EUA devem apresentar esta quarta-feira acusações criminais contra o ex-Presidente cubano Raul Castro
20 mai, 2026 - 09:04 • Reuters
O presidente Donald Trump tem procurado uma mudança de regime em Cuba, onde os comunistas estão no poder desde que o falecido irmão de Raúl Castro, Fidel Castro, liderou uma revolução em 1959.
A administração Trump deve anunciar, esta quarta-feira, as acusações criminais contra o ex-presidente cubano Raúl Castro, numa medida que representaria um intensificar da campanha de pressão de Washington contra o governo comunista da ilha caribenha.
As acusações contra Castro, de 94 anos, deverão basear-se num incidente de 1996, no qual jatos cubanos abateram aviões operados por um grupo de exilados cubanos, disse um funcionário do Departamento de Justiça dos EUA à Reuters na semana passada, sob condição de anonimato.
A Procuradoria dos EUA em Miami planeia organizar um evento com início às 17h00 em Portugal, para homenagear as vítimas do incidente. O Departamento de Justiça afirmou na terça-feira que faria um anúncio em conjunto com a cerimónia, mas não forneceu detalhes sobre o mesmo.
O presidente Donald Trump tem procurado uma mudança de regime em Cuba, onde os comunistas estão no poder desde que o falecido irmão de Raúl Castro, Fidel Castro, liderou uma revolução em 1959.
Os EUA impuseram efetivamente um bloqueio à ilha, ameaçando com sanções os países que lhe fornecem combustível, o que provocou cortes de energia e desferiu golpes na sua economia já frágil.
Cuba ainda não se pronunciou diretamente sobre a ameaça de acusação, embora o ministro dos Negócios Estrangeiros, Bruno Rodríguez, tenha manifestado desafio em comentários públicos a 15 de maio.
"Apesar do embargo (dos EUA), das sanções e das ameaças de uso da força, Cuba continua num caminho de soberania rumo ao seu desenvolvimento socialista", afirmou Rodríguez.
--------------------------------------------------
* Tarefas a realizar
1. Responde a estas perguntas sobre a notícia acerca de Raúl Castro:
(a) Que idade tem Raúl Castro?
(b) Em que ano ocorreu o incidente em que deverão basear-se as acusações?
(c) Em que data o ministro Bruno Rodríguez fez os comentários públicos referidos?
2. Reproduz sem alterações o trecho da notícia sobre Raúl Castro que começa nas palavras "Os EUA impuseram" e termina depois de "15 de maio.".
Os registos vêm de outra fonte.

* Dados fornecidos
--------------------------------------------------
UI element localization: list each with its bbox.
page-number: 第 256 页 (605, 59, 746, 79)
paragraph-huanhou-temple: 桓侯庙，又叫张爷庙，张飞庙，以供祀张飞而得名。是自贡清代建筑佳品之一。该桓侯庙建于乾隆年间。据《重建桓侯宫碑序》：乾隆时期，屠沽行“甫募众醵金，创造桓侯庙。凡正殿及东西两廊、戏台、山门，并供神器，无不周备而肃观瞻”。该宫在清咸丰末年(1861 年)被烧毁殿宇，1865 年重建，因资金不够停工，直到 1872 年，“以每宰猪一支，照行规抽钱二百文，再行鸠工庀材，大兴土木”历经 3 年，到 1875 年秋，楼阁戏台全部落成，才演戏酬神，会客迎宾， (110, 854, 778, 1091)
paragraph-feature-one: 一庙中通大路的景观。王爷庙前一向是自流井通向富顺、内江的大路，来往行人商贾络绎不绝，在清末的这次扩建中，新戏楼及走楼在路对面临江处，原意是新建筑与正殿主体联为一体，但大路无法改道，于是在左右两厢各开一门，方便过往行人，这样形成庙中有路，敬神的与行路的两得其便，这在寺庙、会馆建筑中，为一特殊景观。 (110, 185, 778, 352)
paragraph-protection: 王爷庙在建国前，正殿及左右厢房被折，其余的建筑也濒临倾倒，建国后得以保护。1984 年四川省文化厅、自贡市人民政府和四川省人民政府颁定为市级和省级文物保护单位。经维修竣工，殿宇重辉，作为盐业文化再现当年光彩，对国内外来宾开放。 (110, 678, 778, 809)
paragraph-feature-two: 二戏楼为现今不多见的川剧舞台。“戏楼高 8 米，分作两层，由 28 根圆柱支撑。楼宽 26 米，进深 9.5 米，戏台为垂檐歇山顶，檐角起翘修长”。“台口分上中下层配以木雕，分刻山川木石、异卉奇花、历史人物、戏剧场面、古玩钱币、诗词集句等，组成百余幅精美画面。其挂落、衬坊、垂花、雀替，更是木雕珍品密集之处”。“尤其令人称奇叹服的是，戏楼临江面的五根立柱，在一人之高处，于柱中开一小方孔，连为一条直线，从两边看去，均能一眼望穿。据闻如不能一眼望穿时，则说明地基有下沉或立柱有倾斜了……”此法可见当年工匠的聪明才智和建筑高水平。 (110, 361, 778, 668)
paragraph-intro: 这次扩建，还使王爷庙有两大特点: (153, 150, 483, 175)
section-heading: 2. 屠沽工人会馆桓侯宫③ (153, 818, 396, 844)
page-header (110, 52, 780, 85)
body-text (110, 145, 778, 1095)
--------------------------------------------------
* Respostas
1.
(a) 94 anos.
(b) Em 1996.
(c) A 15 de maio.

2.
Os EUA impuseram efetivamente um bloqueio à ilha, ameaçando com sanções os países que lhe fornecem combustível, o que provocou cortes de energia e desferiu golpes na sua economia já frágil.
Cuba ainda não se pronunciou diretamente sobre a ameaça de acusação, embora o ministro dos Negócios Estrangeiros, Bruno Rodríguez, tenha manifestado desafio em comentários públicos a 15 de maio.